### WHAT IS ASKED
Every record here needs to be written out again exactly.

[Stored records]
..............................

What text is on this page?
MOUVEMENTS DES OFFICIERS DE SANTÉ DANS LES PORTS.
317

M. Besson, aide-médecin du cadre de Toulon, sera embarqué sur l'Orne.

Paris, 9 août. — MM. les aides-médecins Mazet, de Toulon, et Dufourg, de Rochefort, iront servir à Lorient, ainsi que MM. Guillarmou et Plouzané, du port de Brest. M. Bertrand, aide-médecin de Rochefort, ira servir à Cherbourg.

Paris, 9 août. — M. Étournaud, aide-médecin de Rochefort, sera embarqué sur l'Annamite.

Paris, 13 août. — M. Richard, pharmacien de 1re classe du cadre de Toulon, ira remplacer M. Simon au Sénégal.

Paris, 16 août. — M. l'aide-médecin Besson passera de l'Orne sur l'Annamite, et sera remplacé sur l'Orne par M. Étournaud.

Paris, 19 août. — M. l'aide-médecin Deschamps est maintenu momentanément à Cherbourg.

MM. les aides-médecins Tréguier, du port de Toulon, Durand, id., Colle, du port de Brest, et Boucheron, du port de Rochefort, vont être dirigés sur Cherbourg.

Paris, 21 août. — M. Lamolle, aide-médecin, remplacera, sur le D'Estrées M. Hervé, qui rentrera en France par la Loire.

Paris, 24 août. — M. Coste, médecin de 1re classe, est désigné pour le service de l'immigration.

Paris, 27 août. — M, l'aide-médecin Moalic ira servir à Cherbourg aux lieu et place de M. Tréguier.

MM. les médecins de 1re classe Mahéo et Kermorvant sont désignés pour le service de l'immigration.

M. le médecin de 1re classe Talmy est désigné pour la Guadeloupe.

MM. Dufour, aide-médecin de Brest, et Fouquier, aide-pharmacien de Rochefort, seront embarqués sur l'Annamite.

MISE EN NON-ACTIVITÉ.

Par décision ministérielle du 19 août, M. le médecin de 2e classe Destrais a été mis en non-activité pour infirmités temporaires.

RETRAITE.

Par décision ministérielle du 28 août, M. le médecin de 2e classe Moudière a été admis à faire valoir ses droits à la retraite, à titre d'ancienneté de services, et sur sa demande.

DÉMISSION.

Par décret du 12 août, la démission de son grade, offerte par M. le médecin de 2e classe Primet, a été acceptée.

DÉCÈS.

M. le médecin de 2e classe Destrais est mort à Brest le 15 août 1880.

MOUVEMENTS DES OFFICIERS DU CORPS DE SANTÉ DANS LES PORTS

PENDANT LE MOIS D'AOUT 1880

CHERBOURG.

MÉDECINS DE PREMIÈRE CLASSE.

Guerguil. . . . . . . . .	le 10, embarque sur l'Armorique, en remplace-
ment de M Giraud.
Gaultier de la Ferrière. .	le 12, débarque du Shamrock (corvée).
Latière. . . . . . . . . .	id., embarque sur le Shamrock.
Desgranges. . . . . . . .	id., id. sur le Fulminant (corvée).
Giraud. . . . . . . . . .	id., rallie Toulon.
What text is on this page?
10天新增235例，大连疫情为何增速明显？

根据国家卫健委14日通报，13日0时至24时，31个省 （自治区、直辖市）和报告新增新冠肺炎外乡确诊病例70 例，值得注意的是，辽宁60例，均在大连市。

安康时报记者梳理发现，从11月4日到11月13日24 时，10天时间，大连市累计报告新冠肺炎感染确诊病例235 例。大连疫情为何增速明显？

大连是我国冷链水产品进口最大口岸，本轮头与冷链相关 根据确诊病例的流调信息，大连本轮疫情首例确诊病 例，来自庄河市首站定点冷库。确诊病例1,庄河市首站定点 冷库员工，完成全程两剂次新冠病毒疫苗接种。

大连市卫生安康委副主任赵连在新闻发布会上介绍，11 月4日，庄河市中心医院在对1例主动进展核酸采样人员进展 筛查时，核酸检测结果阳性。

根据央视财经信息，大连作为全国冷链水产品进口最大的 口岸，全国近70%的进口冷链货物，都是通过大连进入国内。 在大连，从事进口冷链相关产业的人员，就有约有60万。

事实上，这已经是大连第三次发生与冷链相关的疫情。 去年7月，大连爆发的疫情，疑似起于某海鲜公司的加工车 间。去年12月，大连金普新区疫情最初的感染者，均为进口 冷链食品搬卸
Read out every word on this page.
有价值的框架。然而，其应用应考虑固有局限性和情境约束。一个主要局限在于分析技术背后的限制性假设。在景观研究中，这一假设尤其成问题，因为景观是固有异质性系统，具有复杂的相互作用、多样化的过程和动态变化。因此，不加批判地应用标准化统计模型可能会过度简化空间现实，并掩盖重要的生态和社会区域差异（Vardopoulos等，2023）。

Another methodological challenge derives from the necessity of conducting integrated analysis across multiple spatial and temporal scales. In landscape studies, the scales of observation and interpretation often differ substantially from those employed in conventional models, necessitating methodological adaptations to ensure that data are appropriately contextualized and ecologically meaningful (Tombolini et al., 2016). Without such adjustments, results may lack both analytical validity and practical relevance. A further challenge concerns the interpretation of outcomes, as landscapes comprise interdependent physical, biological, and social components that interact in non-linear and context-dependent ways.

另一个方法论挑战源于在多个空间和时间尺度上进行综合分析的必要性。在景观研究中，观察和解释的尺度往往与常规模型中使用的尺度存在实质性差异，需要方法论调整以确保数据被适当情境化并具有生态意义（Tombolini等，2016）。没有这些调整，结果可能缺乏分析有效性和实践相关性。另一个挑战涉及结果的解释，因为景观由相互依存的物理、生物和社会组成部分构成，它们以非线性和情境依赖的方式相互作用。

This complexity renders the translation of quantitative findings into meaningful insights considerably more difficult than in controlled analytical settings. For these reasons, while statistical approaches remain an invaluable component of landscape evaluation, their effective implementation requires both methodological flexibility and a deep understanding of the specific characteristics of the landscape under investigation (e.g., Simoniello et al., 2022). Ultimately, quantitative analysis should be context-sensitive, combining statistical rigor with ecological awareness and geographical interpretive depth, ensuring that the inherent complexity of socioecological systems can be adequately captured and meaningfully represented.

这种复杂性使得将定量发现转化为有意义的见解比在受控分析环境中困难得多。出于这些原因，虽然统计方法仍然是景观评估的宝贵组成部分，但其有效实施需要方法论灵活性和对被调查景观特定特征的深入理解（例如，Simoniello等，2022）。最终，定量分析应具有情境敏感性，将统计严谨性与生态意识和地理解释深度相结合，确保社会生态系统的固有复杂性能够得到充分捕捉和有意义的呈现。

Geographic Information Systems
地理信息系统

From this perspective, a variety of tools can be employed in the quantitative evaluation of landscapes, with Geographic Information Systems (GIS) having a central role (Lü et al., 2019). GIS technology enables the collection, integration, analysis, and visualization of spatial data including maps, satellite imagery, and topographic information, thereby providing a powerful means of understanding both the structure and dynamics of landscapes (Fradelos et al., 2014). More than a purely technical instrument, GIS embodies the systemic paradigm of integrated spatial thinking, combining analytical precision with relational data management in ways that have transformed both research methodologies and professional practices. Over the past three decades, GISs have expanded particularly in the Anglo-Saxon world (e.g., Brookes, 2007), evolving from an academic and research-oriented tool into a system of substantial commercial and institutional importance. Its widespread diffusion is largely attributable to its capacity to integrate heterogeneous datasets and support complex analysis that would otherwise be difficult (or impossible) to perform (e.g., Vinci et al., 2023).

..............................

### RESULT
What text is on this page?
MOUVEMENTS DES OFFICIERS DE SANTÉ DANS LES PORTS.
317

M. Besson, aide-médecin du cadre de Toulon, sera embarqué sur l'Orne.

Paris, 9 août. — MM. les aides-médecins Mazet, de Toulon, et Dufourg, de Rochefort, iront servir à Lorient, ainsi que MM. Guillarmou et Plouzané, du port de Brest. M. Bertrand, aide-médecin de Rochefort, ira servir à Cherbourg.

Paris, 9 août. — M. Étournaud, aide-médecin de Rochefort, sera embarqué sur l'Annamite.

Paris, 13 août. — M. Richard, pharmacien de 1re classe du cadre de Toulon, ira remplacer M. Simon au Sénégal.

Paris, 16 août. — M. l'aide-médecin Besson passera de l'Orne sur l'Annamite, et sera remplacé sur l'Orne par M. Étournaud.

Paris, 19 août. — M. l'aide-médecin Deschamps est maintenu momentanément à Cherbourg.

MM. les aides-médecins Tréguier, du port de Toulon, Durand, id., Colle, du port de Brest, et Boucheron, du port de Rochefort, vont être dirigés sur Cherbourg.

Paris, 21 août. — M. Lamolle, aide-médecin, remplacera, sur le D'Estrées M. Hervé, qui rentrera en France par la Loire.

Paris, 24 août. — M. Coste, médecin de 1re classe, est désigné pour le service de l'immigration.

Paris, 27 août. — M, l'aide-médecin Moalic ira servir à Cherbourg aux lieu et place de M. Tréguier.

MM. les médecins de 1re classe Mahéo et Kermorvant sont désignés pour le service de l'immigration.

M. le médecin de 1re classe Talmy est désigné pour la Guadeloupe.

MM. Dufour, aide-médecin de Brest, et Fouquier, aide-pharmacien de Rochefort, seront embarqués sur l'Annamite.

MISE EN NON-ACTIVITÉ.

Par décision ministérielle du 19 août, M. le médecin de 2e classe Destrais a été mis en non-activité pour infirmités temporaires.

RETRAITE.

Par décision ministérielle du 28 août, M. le médecin de 2e classe Moudière a été admis à faire valoir ses droits à la retraite, à titre d'ancienneté de services, et sur sa demande.

DÉMISSION.

Par décret du 12 août, la démission de son grade, offerte par M. le médecin de 2e classe Primet, a été acceptée.

DÉCÈS.

M. le médecin de 2e classe Destrais est mort à Brest le 15 août 1880.

MOUVEMENTS DES OFFICIERS DU CORPS DE SANTÉ DANS LES PORTS

PENDANT LE MOIS D'AOUT 1880

CHERBOURG.

MÉDECINS DE PREMIÈRE CLASSE.

Guerguil. . . . . . . . .	le 10, embarque sur l'Armorique, en remplace-
ment de M Giraud.
Gaultier de la Ferrière. .	le 12, débarque du Shamrock (corvée).
Latière. . . . . . . . . .	id., embarque sur le Shamrock.
Desgranges. . . . . . . .	id., id. sur le Fulminant (corvée).
Giraud. . . . . . . . . .	id., rallie Toulon.
What text is on this page?
10天新增235例，大连疫情为何增速明显？

根据国家卫健委14日通报，13日0时至24时，31个省 （自治区、直辖市）和报告新增新冠肺炎外乡确诊病例70 例，值得注意的是，辽宁60例，均在大连市。

安康时报记者梳理发现，从11月4日到11月13日24 时，10天时间，大连市累计报告新冠肺炎感染确诊病例235 例。大连疫情为何增速明显？

大连是我国冷链水产品进口最大口岸，本轮头与冷链相关 根据确诊病例的流调信息，大连本轮疫情首例确诊病 例，来自庄河市首站定点冷库。确诊病例1,庄河市首站定点 冷库员工，完成全程两剂次新冠病毒疫苗接种。

大连市卫生安康委副主任赵连在新闻发布会上介绍，11 月4日，庄河市中心医院在对1例主动进展核酸采样人员进展 筛查时，核酸检测结果阳性。

根据央视财经信息，大连作为全国冷链水产品进口最大的 口岸，全国近70%的进口冷链货物，都是通过大连进入国内。 在大连，从事进口冷链相关产业的人员，就有约有60万。

事实上，这已经是大连第三次发生与冷链相关的疫情。 去年7月，大连爆发的疫情，疑似起于某海鲜公司的加工车 间。去年12月，大连金普新区疫情最初的感染者，均为进口 冷链食品搬卸
Read out every word on this page.
有价值的框架。然而，其应用应考虑固有局限性和情境约束。一个主要局限在于分析技术背后的限制性假设。在景观研究中，这一假设尤其成问题，因为景观是固有异质性系统，具有复杂的相互作用、多样化的过程和动态变化。因此，不加批判地应用标准化统计模型可能会过度简化空间现实，并掩盖重要的生态和社会区域差异（Vardopoulos等，2023）。

Another methodological challenge derives from the necessity of conducting integrated analysis across multiple spatial and temporal scales. In landscape studies, the scales of observation and interpretation often differ substantially from those employed in conventional models, necessitating methodological adaptations to ensure that data are appropriately contextualized and ecologically meaningful (Tombolini et al., 2016). Without such adjustments, results may lack both analytical validity and practical relevance. A further challenge concerns the interpretation of outcomes, as landscapes comprise interdependent physical, biological, and social components that interact in non-linear and context-dependent ways.

另一个方法论挑战源于在多个空间和时间尺度上进行综合分析的必要性。在景观研究中，观察和解释的尺度往往与常规模型中使用的尺度存在实质性差异，需要方法论调整以确保数据被适当情境化并具有生态意义（Tombolini等，2016）。没有这些调整，结果可能缺乏分析有效性和实践相关性。另一个挑战涉及结果的解释，因为景观由相互依存的物理、生物和社会组成部分构成，它们以非线性和情境依赖的方式相互作用。

This complexity renders the translation of quantitative findings into meaningful insights considerably more difficult than in controlled analytical settings. For these reasons, while statistical approaches remain an invaluable component of landscape evaluation, their effective implementation requires both methodological flexibility and a deep understanding of the specific characteristics of the landscape under investigation (e.g., Simoniello et al., 2022). Ultimately, quantitative analysis should be context-sensitive, combining statistical rigor with ecological awareness and geographical interpretive depth, ensuring that the inherent complexity of socioecological systems can be adequately captured and meaningfully represented.

这种复杂性使得将定量发现转化为有意义的见解比在受控分析环境中困难得多。出于这些原因，虽然统计方法仍然是景观评估的宝贵组成部分，但其有效实施需要方法论灵活性和对被调查景观特定特征的深入理解（例如，Simoniello等，2022）。最终，定量分析应具有情境敏感性，将统计严谨性与生态意识和地理解释深度相结合，确保社会生态系统的固有复杂性能够得到充分捕捉和有意义的呈现。

Geographic Information Systems
地理信息系统

From this perspective, a variety of tools can be employed in the quantitative evaluation of landscapes, with Geographic Information Systems (GIS) having a central role (Lü et al., 2019). GIS technology enables the collection, integration, analysis, and visualization of spatial data including maps, satellite imagery, and topographic information, thereby providing a powerful means of understanding both the structure and dynamics of landscapes (Fradelos et al., 2014). More than a purely technical instrument, GIS embodies the systemic paradigm of integrated spatial thinking, combining analytical precision with relational data management in ways that have transformed both research methodologies and professional practices. Over the past three decades, GISs have expanded particularly in the Anglo-Saxon world (e.g., Brookes, 2007), evolving from an academic and research-oriented tool into a system of substantial commercial and institutional importance. Its widespread diffusion is largely attributable to its capacity to integrate heterogeneous datasets and support complex analysis that would otherwise be difficult (or impossible) to perform (e.g., Vinci et al., 2023).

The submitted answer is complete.